┌─ Dataset

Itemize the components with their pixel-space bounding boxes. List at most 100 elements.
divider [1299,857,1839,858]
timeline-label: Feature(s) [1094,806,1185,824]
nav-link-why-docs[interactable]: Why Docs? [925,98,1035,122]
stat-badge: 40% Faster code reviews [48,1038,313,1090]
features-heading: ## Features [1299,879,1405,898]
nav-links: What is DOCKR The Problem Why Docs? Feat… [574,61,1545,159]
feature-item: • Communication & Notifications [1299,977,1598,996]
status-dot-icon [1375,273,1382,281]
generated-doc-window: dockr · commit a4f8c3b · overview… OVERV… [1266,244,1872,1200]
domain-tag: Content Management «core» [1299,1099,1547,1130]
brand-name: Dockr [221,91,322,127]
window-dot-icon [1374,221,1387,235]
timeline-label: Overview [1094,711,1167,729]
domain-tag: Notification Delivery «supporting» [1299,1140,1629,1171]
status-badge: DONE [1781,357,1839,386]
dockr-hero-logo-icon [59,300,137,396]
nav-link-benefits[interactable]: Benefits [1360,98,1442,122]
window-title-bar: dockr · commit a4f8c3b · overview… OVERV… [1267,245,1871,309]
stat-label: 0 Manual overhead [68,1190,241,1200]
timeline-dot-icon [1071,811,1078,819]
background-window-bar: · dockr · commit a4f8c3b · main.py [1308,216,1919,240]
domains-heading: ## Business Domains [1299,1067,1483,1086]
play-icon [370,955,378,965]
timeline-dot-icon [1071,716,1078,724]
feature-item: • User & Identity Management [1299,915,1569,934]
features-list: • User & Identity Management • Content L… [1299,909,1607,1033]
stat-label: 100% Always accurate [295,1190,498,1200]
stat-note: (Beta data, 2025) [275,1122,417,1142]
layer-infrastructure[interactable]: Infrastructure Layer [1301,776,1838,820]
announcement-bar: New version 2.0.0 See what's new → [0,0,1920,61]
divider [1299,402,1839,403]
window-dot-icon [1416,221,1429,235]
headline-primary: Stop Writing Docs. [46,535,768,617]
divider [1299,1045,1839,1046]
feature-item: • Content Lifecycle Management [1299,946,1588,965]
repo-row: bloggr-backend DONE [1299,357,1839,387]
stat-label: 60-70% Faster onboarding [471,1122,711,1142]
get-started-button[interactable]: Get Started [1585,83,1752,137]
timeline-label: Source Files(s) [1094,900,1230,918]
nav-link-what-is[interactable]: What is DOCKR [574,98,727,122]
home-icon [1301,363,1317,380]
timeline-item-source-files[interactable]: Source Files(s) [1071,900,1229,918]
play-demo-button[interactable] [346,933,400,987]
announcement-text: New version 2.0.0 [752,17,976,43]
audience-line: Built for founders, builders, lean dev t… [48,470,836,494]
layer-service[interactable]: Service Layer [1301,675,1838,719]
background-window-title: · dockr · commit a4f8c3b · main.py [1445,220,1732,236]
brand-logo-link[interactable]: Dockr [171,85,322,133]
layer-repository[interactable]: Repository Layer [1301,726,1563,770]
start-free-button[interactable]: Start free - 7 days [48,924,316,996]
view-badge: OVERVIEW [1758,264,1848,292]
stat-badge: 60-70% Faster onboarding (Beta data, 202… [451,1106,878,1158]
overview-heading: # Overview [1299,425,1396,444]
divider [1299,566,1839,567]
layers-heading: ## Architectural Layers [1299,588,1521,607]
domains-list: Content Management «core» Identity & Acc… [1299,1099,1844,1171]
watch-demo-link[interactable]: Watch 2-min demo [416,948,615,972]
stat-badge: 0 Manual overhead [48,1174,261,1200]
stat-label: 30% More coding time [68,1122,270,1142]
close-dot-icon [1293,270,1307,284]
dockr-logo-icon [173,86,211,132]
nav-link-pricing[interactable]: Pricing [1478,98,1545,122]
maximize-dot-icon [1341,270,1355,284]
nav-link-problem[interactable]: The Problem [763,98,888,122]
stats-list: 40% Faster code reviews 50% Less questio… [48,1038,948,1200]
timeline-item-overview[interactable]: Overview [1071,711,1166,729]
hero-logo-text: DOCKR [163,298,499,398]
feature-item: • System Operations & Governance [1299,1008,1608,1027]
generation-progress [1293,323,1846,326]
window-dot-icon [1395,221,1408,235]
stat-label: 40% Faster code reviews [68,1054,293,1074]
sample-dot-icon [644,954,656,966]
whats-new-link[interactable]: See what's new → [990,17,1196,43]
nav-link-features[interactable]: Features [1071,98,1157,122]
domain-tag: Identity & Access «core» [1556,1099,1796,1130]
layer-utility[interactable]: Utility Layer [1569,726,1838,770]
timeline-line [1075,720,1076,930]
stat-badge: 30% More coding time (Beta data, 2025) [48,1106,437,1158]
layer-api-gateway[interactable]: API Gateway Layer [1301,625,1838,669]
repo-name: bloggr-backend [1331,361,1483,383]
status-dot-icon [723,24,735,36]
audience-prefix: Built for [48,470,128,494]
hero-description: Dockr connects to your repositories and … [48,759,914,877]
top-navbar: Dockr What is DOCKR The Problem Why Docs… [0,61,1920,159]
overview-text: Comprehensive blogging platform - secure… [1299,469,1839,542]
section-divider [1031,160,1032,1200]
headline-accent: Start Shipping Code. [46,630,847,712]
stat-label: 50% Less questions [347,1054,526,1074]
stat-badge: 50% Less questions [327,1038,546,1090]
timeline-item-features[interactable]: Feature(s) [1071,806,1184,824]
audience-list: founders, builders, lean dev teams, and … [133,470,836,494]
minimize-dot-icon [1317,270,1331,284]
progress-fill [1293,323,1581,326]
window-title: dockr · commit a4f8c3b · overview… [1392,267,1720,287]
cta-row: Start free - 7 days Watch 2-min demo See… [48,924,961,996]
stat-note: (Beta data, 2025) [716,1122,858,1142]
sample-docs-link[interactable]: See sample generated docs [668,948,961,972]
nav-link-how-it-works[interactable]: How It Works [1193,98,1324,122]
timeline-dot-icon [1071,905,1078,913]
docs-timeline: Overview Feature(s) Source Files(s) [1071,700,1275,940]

└─

Retype every line of the listing above without changing anything.

Itemize the components with their pixel-space bounding boxes. List at most 100 elements.
divider [1299,857,1839,858]
timeline-label: Feature(s) [1094,806,1185,824]
nav-link-why-docs[interactable]: Why Docs? [925,98,1035,122]
stat-badge: 40% Faster code reviews [48,1038,313,1090]
features-heading: ## Features [1299,879,1405,898]
nav-links: What is DOCKR The Problem Why Docs? Feat… [574,61,1545,159]
feature-item: • Communication & Notifications [1299,977,1598,996]
status-dot-icon [1375,273,1382,281]
generated-doc-window: dockr · commit a4f8c3b · overview… OVERV… [1266,244,1872,1200]
domain-tag: Content Management «core» [1299,1099,1547,1130]
brand-name: Dockr [221,91,322,127]
window-dot-icon [1374,221,1387,235]
timeline-label: Overview [1094,711,1167,729]
domain-tag: Notification Delivery «supporting» [1299,1140,1629,1171]
status-badge: DONE [1781,357,1839,386]
dockr-hero-logo-icon [59,300,137,396]
nav-link-benefits[interactable]: Benefits [1360,98,1442,122]
window-title-bar: dockr · commit a4f8c3b · overview… OVERV… [1267,245,1871,309]
stat-label: 0 Manual overhead [68,1190,241,1200]
timeline-dot-icon [1071,811,1078,819]
background-window-bar: · dockr · commit a4f8c3b · main.py [1308,216,1919,240]
domains-heading: ## Business Domains [1299,1067,1483,1086]
play-icon [370,955,378,965]
timeline-dot-icon [1071,716,1078,724]
feature-item: • User & Identity Management [1299,915,1569,934]
features-list: • User & Identity Management • Content L… [1299,909,1607,1033]
stat-label: 100% Always accurate [295,1190,498,1200]
stat-note: (Beta data, 2025) [275,1122,417,1142]
layer-infrastructure[interactable]: Infrastructure Layer [1301,776,1838,820]
announcement-bar: New version 2.0.0 See what's new → [0,0,1920,61]
divider [1299,402,1839,403]
window-dot-icon [1416,221,1429,235]
headline-primary: Stop Writing Docs. [46,535,768,617]
divider [1299,1045,1839,1046]
feature-item: • Content Lifecycle Management [1299,946,1588,965]
repo-row: bloggr-backend DONE [1299,357,1839,387]
stat-label: 60-70% Faster onboarding [471,1122,711,1142]
get-started-button[interactable]: Get Started [1585,83,1752,137]
timeline-label: Source Files(s) [1094,900,1230,918]
nav-link-what-is[interactable]: What is DOCKR [574,98,727,122]
home-icon [1301,363,1317,380]
timeline-item-source-files[interactable]: Source Files(s) [1071,900,1229,918]
play-demo-button[interactable] [346,933,400,987]
announcement-text: New version 2.0.0 [752,17,976,43]
audience-line: Built for founders, builders, lean dev t… [48,470,836,494]
layer-service[interactable]: Service Layer [1301,675,1838,719]
background-window-title: · dockr · commit a4f8c3b · main.py [1445,220,1732,236]
brand-logo-link[interactable]: Dockr [171,85,322,133]
layer-repository[interactable]: Repository Layer [1301,726,1563,770]
start-free-button[interactable]: Start free - 7 days [48,924,316,996]
view-badge: OVERVIEW [1758,264,1848,292]
stat-badge: 60-70% Faster onboarding (Beta data, 202… [451,1106,878,1158]
overview-heading: # Overview [1299,425,1396,444]
divider [1299,566,1839,567]
layers-heading: ## Architectural Layers [1299,588,1521,607]
domains-list: Content Management «core» Identity & Acc… [1299,1099,1844,1171]
watch-demo-link[interactable]: Watch 2-min demo [416,948,615,972]
stat-badge: 0 Manual overhead [48,1174,261,1200]
stat-label: 30% More coding time [68,1122,270,1142]
close-dot-icon [1293,270,1307,284]
dockr-logo-icon [173,86,211,132]
nav-link-pricing[interactable]: Pricing [1478,98,1545,122]
maximize-dot-icon [1341,270,1355,284]
nav-link-problem[interactable]: The Problem [763,98,888,122]
stats-list: 40% Faster code reviews 50% Less questio… [48,1038,948,1200]
timeline-item-overview[interactable]: Overview [1071,711,1166,729]
hero-logo-text: DOCKR [163,298,499,398]
feature-item: • System Operations & Governance [1299,1008,1608,1027]
generation-progress [1293,323,1846,326]
window-dot-icon [1395,221,1408,235]
stat-label: 40% Faster code reviews [68,1054,293,1074]
sample-dot-icon [644,954,656,966]
whats-new-link[interactable]: See what's new → [990,17,1196,43]
nav-link-features[interactable]: Features [1071,98,1157,122]
domain-tag: Identity & Access «core» [1556,1099,1796,1130]
layer-utility[interactable]: Utility Layer [1569,726,1838,770]
timeline-line [1075,720,1076,930]
stat-badge: 30% More coding time (Beta data, 2025) [48,1106,437,1158]
layer-api-gateway[interactable]: API Gateway Layer [1301,625,1838,669]
repo-name: bloggr-backend [1331,361,1483,383]
status-dot-icon [723,24,735,36]
audience-prefix: Built for [48,470,128,494]
hero-description: Dockr connects to your repositories and … [48,759,914,877]
top-navbar: Dockr What is DOCKR The Problem Why Docs… [0,61,1920,159]
overview-text: Comprehensive blogging platform - secure… [1299,469,1839,542]
section-divider [1031,160,1032,1200]
headline-accent: Start Shipping Code. [46,630,847,712]
stat-label: 50% Less questions [347,1054,526,1074]
stat-badge: 50% Less questions [327,1038,546,1090]
timeline-item-features[interactable]: Feature(s) [1071,806,1184,824]
audience-list: founders, builders, lean dev teams, and … [133,470,836,494]
minimize-dot-icon [1317,270,1331,284]
progress-fill [1293,323,1581,326]
window-title: dockr · commit a4f8c3b · overview… [1392,267,1720,287]
cta-row: Start free - 7 days Watch 2-min demo See… [48,924,961,996]
stat-note: (Beta data, 2025) [716,1122,858,1142]
sample-docs-link[interactable]: See sample generated docs [668,948,961,972]
nav-link-how-it-works[interactable]: How It Works [1193,98,1324,122]
timeline-dot-icon [1071,905,1078,913]
docs-timeline: Overview Feature(s) Source Files(s) [1071,700,1275,940]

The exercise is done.